(Records about charts and figures)
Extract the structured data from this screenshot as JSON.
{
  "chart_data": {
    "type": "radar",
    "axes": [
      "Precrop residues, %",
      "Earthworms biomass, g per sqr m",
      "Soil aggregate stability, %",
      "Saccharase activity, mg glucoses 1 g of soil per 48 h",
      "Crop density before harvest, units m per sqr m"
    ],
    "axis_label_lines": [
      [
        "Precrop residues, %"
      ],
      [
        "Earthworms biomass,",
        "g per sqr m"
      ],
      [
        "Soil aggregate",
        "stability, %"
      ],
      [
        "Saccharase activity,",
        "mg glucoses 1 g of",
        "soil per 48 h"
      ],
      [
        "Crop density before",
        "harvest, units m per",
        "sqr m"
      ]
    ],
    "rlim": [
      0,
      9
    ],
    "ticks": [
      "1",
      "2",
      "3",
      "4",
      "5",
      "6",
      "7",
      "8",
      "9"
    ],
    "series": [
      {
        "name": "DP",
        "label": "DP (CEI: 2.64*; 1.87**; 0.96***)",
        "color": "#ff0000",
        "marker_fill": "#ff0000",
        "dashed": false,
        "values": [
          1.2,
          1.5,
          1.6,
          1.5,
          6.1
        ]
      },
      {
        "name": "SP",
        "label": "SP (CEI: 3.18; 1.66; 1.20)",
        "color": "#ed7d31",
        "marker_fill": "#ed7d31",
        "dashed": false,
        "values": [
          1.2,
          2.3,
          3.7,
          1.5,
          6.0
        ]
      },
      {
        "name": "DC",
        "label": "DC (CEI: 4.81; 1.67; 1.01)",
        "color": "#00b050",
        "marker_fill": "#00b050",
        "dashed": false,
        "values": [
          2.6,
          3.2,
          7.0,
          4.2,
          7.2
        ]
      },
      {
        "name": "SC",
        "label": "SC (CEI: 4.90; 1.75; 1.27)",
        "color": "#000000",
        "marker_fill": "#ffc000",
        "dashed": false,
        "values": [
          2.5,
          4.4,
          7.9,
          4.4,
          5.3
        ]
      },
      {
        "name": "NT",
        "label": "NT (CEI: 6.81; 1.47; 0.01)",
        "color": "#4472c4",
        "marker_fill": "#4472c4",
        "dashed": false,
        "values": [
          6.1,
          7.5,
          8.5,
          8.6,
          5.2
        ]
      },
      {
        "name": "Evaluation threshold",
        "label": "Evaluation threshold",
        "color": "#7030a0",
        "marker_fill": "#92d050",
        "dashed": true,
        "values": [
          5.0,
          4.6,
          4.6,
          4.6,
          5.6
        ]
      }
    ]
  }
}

* EXERCISE DETAILS: Your task is to extract all of the records exactly.

* RESULT:
Extract the structured data from this screenshot as JSON.
{
  "chart_data": {
    "type": "radar",
    "axes": [
      "Precrop residues, %",
      "Earthworms biomass, g per sqr m",
      "Soil aggregate stability, %",
      "Saccharase activity, mg glucoses 1 g of soil per 48 h",
      "Crop density before harvest, units m per sqr m"
    ],
    "axis_label_lines": [
      [
        "Precrop residues, %"
      ],
      [
        "Earthworms biomass,",
        "g per sqr m"
      ],
      [
        "Soil aggregate",
        "stability, %"
      ],
      [
        "Saccharase activity,",
        "mg glucoses 1 g of",
        "soil per 48 h"
      ],
      [
        "Crop density before",
        "harvest, units m per",
        "sqr m"
      ]
    ],
    "rlim": [
      0,
      9
    ],
    "ticks": [
      "1",
      "2",
      "3",
      "4",
      "5",
      "6",
      "7",
      "8",
      "9"
    ],
    "series": [
      {
        "name": "DP",
        "label": "DP (CEI: 2.64*; 1.87**; 0.96***)",
        "color": "#ff0000",
        "marker_fill": "#ff0000",
        "dashed": false,
        "values": [
          1.2,
          1.5,
          1.6,
          1.5,
          6.1
        ]
      },
      {
        "name": "SP",
        "label": "SP (CEI: 3.18; 1.66; 1.20)",
        "color": "#ed7d31",
        "marker_fill": "#ed7d31",
        "dashed": false,
        "values": [
          1.2,
          2.3,
          3.7,
          1.5,
          6.0
        ]
      },
      {
        "name": "DC",
        "label": "DC (CEI: 4.81; 1.67; 1.01)",
        "color": "#00b050",
        "marker_fill": "#00b050",
        "dashed": false,
        "values": [
          2.6,
          3.2,
          7.0,
          4.2,
          7.2
        ]
      },
      {
        "name": "SC",
        "label": "SC (CEI: 4.90; 1.75; 1.27)",
        "color": "#000000",
        "marker_fill": "#ffc000",
        "dashed": false,
        "values": [
          2.5,
          4.4,
          7.9,
          4.4,
          5.3
        ]
      },
      {
        "name": "NT",
        "label": "NT (CEI: 6.81; 1.47; 0.01)",
        "color": "#4472c4",
        "marker_fill": "#4472c4",
        "dashed": false,
        "values": [
          6.1,
          7.5,
          8.5,
          8.6,
          5.2
        ]
      },
      {
        "name": "Evaluation threshold",
        "label": "Evaluation threshold",
        "color": "#7030a0",
        "marker_fill": "#92d050",
        "dashed": true,
        "values": [
          5.0,
          4.6,
          4.6,
          4.6,
          5.6
        ]
      }
    ]
  }
}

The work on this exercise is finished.